> The task:
Transcribe the material in full, exactly as written.

> Input records:
※

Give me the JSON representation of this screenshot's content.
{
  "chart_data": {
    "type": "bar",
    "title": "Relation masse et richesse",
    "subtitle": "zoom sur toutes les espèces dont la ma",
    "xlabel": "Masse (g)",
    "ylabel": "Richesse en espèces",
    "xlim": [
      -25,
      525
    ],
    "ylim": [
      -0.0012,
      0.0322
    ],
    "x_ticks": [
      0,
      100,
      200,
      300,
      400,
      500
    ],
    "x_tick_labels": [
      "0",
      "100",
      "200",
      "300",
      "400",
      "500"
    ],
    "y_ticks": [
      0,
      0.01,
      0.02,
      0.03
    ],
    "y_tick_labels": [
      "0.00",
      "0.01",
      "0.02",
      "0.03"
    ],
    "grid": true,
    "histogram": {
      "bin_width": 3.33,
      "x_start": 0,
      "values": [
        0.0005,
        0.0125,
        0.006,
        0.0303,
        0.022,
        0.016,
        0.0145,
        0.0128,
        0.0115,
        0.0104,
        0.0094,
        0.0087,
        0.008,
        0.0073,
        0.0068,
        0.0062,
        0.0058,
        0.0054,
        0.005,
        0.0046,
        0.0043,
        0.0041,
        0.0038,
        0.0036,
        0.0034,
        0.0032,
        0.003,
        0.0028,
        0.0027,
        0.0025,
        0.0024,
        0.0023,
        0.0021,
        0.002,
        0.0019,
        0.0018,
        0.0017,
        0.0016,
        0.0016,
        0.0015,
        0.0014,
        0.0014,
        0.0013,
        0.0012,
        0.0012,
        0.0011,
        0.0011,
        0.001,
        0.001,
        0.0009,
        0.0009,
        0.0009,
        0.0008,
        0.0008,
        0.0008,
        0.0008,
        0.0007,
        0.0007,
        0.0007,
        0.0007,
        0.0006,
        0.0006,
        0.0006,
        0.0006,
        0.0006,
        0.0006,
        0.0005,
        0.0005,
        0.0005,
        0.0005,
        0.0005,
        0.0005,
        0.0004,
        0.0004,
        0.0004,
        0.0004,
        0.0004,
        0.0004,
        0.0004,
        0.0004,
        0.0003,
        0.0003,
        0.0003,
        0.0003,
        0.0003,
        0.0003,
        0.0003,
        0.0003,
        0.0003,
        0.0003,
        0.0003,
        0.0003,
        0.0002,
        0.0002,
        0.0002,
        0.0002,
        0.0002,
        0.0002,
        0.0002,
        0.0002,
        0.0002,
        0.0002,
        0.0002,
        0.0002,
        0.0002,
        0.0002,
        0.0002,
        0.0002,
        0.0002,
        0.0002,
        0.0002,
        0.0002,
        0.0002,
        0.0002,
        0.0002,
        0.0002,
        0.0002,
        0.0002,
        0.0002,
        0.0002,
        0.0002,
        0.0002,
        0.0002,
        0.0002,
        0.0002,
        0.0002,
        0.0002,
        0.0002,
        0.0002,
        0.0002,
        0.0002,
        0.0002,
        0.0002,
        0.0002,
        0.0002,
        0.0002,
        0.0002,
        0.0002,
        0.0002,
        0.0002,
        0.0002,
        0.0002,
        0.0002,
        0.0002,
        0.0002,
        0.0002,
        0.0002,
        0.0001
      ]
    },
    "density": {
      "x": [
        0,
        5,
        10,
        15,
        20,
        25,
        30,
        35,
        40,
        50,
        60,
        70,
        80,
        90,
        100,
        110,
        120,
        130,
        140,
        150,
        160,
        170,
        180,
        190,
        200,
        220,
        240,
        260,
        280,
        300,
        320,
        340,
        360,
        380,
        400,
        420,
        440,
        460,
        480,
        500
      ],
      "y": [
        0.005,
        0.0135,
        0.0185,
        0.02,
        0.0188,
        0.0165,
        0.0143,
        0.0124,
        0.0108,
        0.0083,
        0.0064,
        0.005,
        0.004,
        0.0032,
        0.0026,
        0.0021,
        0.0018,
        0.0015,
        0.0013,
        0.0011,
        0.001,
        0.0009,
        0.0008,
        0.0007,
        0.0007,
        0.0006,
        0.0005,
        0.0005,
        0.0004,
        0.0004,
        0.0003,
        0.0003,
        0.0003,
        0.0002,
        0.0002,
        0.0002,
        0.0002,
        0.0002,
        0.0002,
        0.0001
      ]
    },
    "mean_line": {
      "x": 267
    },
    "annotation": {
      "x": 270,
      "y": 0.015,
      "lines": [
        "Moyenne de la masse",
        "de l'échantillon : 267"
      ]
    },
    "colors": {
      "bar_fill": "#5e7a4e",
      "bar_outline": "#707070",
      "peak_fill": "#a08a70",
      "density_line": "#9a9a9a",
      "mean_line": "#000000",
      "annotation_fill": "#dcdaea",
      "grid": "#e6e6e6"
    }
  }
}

※

> Solved exercise:
Give me the JSON representation of this screenshot's content.
{
  "chart_data": {
    "type": "bar",
    "title": "Relation masse et richesse",
    "subtitle": "zoom sur toutes les espèces dont la ma",
    "xlabel": "Masse (g)",
    "ylabel": "Richesse en espèces",
    "xlim": [
      -25,
      525
    ],
    "ylim": [
      -0.0012,
      0.0322
    ],
    "x_ticks": [
      0,
      100,
      200,
      300,
      400,
      500
    ],
    "x_tick_labels": [
      "0",
      "100",
      "200",
      "300",
      "400",
      "500"
    ],
    "y_ticks": [
      0,
      0.01,
      0.02,
      0.03
    ],
    "y_tick_labels": [
      "0.00",
      "0.01",
      "0.02",
      "0.03"
    ],
    "grid": true,
    "histogram": {
      "bin_width": 3.33,
      "x_start": 0,
      "values": [
        0.0005,
        0.0125,
        0.006,
        0.0303,
        0.022,
        0.016,
        0.0145,
        0.0128,
        0.0115,
        0.0104,
        0.0094,
        0.0087,
        0.008,
        0.0073,
        0.0068,
        0.0062,
        0.0058,
        0.0054,
        0.005,
        0.0046,
        0.0043,
        0.0041,
        0.0038,
        0.0036,
        0.0034,
        0.0032,
        0.003,
        0.0028,
        0.0027,
        0.0025,
        0.0024,
        0.0023,
        0.0021,
        0.002,
        0.0019,
        0.0018,
        0.0017,
        0.0016,
        0.0016,
        0.0015,
        0.0014,
        0.0014,
        0.0013,
        0.0012,
        0.0012,
        0.0011,
        0.0011,
        0.001,
        0.001,
        0.0009,
        0.0009,
        0.0009,
        0.0008,
        0.0008,
        0.0008,
        0.0008,
        0.0007,
        0.0007,
        0.0007,
        0.0007,
        0.0006,
        0.0006,
        0.0006,
        0.0006,
        0.0006,
        0.0006,
        0.0005,
        0.0005,
        0.0005,
        0.0005,
        0.0005,
        0.0005,
        0.0004,
        0.0004,
        0.0004,
        0.0004,
        0.0004,
        0.0004,
        0.0004,
        0.0004,
        0.0003,
        0.0003,
        0.0003,
        0.0003,
        0.0003,
        0.0003,
        0.0003,
        0.0003,
        0.0003,
        0.0003,
        0.0003,
        0.0003,
        0.0002,
        0.0002,
        0.0002,
        0.0002,
        0.0002,
        0.0002,
        0.0002,
        0.0002,
        0.0002,
        0.0002,
        0.0002,
        0.0002,
        0.0002,
        0.0002,
        0.0002,
        0.0002,
        0.0002,
        0.0002,
        0.0002,
        0.0002,
        0.0002,
        0.0002,
        0.0002,
        0.0002,
        0.0002,
        0.0002,
        0.0002,
        0.0002,
        0.0002,
        0.0002,
        0.0002,
        0.0002,
        0.0002,
        0.0002,
        0.0002,
        0.0002,
        0.0002,
        0.0002,
        0.0002,
        0.0002,
        0.0002,
        0.0002,
        0.0002,
        0.0002,
        0.0002,
        0.0002,
        0.0002,
        0.0002,
        0.0002,
        0.0002,
        0.0002,
        0.0002,
        0.0002,
        0.0002,
        0.0002,
        0.0001
      ]
    },
    "density": {
      "x": [
        0,
        5,
        10,
        15,
        20,
        25,
        30,
        35,
        40,
        50,
        60,
        70,
        80,
        90,
        100,
        110,
        120,
        130,
        140,
        150,
        160,
        170,
        180,
        190,
        200,
        220,
        240,
        260,
        280,
        300,
        320,
        340,
        360,
        380,
        400,
        420,
        440,
        460,
        480,
        500
      ],
      "y": [
        0.005,
        0.0135,
        0.0185,
        0.02,
        0.0188,
        0.0165,
        0.0143,
        0.0124,
        0.0108,
        0.0083,
        0.0064,
        0.005,
        0.004,
        0.0032,
        0.0026,
        0.0021,
        0.0018,
        0.0015,
        0.0013,
        0.0011,
        0.001,
        0.0009,
        0.0008,
        0.0007,
        0.0007,
        0.0006,
        0.0005,
        0.0005,
        0.0004,
        0.0004,
        0.0003,
        0.0003,
        0.0003,
        0.0002,
        0.0002,
        0.0002,
        0.0002,
        0.0002,
        0.0002,
        0.0001
      ]
    },
    "mean_line": {
      "x": 267
    },
    "annotation": {
      "x": 270,
      "y": 0.015,
      "lines": [
        "Moyenne de la masse",
        "de l'échantillon : 267"
      ]
    },
    "colors": {
      "bar_fill": "#5e7a4e",
      "bar_outline": "#707070",
      "peak_fill": "#a08a70",
      "density_line": "#9a9a9a",
      "mean_line": "#000000",
      "annotation_fill": "#dcdaea",
      "grid": "#e6e6e6"
    }
  }
}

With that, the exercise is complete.